### Task details
Output the material beneath exactly, leaving nothing out.

* Start Records provided *

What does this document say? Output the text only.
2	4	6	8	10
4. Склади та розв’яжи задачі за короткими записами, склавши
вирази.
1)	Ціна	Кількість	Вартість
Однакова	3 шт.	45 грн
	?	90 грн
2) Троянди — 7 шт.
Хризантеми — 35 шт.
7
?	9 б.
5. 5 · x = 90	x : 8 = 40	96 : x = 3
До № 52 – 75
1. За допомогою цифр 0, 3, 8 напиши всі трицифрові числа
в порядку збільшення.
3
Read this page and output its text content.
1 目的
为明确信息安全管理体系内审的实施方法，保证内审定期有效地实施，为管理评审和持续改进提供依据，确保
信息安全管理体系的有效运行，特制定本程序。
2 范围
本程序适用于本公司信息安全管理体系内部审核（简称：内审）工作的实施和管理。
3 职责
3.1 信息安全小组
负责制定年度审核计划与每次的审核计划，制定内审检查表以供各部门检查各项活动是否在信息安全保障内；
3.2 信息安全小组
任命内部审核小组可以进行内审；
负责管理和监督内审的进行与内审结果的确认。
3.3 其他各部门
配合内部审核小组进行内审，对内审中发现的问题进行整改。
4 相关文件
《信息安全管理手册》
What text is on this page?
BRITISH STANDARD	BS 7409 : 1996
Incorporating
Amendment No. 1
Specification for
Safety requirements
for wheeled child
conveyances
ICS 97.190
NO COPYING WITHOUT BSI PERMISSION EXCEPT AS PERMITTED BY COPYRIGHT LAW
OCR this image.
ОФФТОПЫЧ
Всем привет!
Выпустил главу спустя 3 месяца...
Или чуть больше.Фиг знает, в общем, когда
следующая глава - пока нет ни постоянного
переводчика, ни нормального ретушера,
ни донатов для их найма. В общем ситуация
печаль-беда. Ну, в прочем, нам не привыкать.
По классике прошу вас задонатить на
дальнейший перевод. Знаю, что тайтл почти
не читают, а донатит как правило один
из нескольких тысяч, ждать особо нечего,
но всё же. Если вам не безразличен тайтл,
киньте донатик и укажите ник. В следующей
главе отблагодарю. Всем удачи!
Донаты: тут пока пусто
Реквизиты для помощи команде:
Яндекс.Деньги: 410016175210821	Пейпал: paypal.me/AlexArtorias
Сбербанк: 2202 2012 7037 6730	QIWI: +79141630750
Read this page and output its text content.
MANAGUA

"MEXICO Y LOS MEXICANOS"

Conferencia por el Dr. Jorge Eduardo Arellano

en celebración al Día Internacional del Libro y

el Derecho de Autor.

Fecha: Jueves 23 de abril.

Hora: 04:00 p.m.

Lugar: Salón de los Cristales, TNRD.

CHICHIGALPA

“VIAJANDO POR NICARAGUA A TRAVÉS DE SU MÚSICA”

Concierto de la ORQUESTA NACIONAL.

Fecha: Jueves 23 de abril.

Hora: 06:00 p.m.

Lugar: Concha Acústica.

* End Records provided *

### Task solution
What does this document say? Output the text only.
2	4	6	8	10
4. Склади та розв’яжи задачі за короткими записами, склавши
вирази.
1)	Ціна	Кількість	Вартість
Однакова	3 шт.	45 грн
	?	90 грн
2) Троянди — 7 шт.
Хризантеми — 35 шт.
7
?	9 б.
5. 5 · x = 90	x : 8 = 40	96 : x = 3
До № 52 – 75
1. За допомогою цифр 0, 3, 8 напиши всі трицифрові числа
в порядку збільшення.
3
Read this page and output its text content.
1 目的
为明确信息安全管理体系内审的实施方法，保证内审定期有效地实施，为管理评审和持续改进提供依据，确保
信息安全管理体系的有效运行，特制定本程序。
2 范围
本程序适用于本公司信息安全管理体系内部审核（简称：内审）工作的实施和管理。
3 职责
3.1 信息安全小组
负责制定年度审核计划与每次的审核计划，制定内审检查表以供各部门检查各项活动是否在信息安全保障内；
3.2 信息安全小组
任命内部审核小组可以进行内审；
负责管理和监督内审的进行与内审结果的确认。
3.3 其他各部门
配合内部审核小组进行内审，对内审中发现的问题进行整改。
4 相关文件
《信息安全管理手册》
What text is on this page?
BRITISH STANDARD	BS 7409 : 1996
Incorporating
Amendment No. 1
Specification for
Safety requirements
for wheeled child
conveyances
ICS 97.190
NO COPYING WITHOUT BSI PERMISSION EXCEPT AS PERMITTED BY COPYRIGHT LAW
OCR this image.
ОФФТОПЫЧ
Всем привет!
Выпустил главу спустя 3 месяца...
Или чуть больше.Фиг знает, в общем, когда
следующая глава - пока нет ни постоянного
переводчика, ни нормального ретушера,
ни донатов для их найма. В общем ситуация
печаль-беда. Ну, в прочем, нам не привыкать.
По классике прошу вас задонатить на
дальнейший перевод. Знаю, что тайтл почти
не читают, а донатит как правило один
из нескольких тысяч, ждать особо нечего,
но всё же. Если вам не безразличен тайтл,
киньте донатик и укажите ник. В следующей
главе отблагодарю. Всем удачи!
Донаты: тут пока пусто
Реквизиты для помощи команде:
Яндекс.Деньги: 410016175210821	Пейпал: paypal.me/AlexArtorias
Сбербанк: 2202 2012 7037 6730	QIWI: +79141630750
Read this page and output its text content.
MANAGUA

"MEXICO Y LOS MEXICANOS"

Conferencia por el Dr. Jorge Eduardo Arellano

en celebración al Día Internacional del Libro y

el Derecho de Autor.

Fecha: Jueves 23 de abril.

Hora: 04:00 p.m.

Lugar: Salón de los Cristales, TNRD.

CHICHIGALPA

“VIAJANDO POR NICARAGUA A TRAVÉS DE SU MÚSICA”

Concierto de la ORQUESTA NACIONAL.

Fecha: Jueves 23 de abril.

Hora: 06:00 p.m.

Lugar: Concha Acústica.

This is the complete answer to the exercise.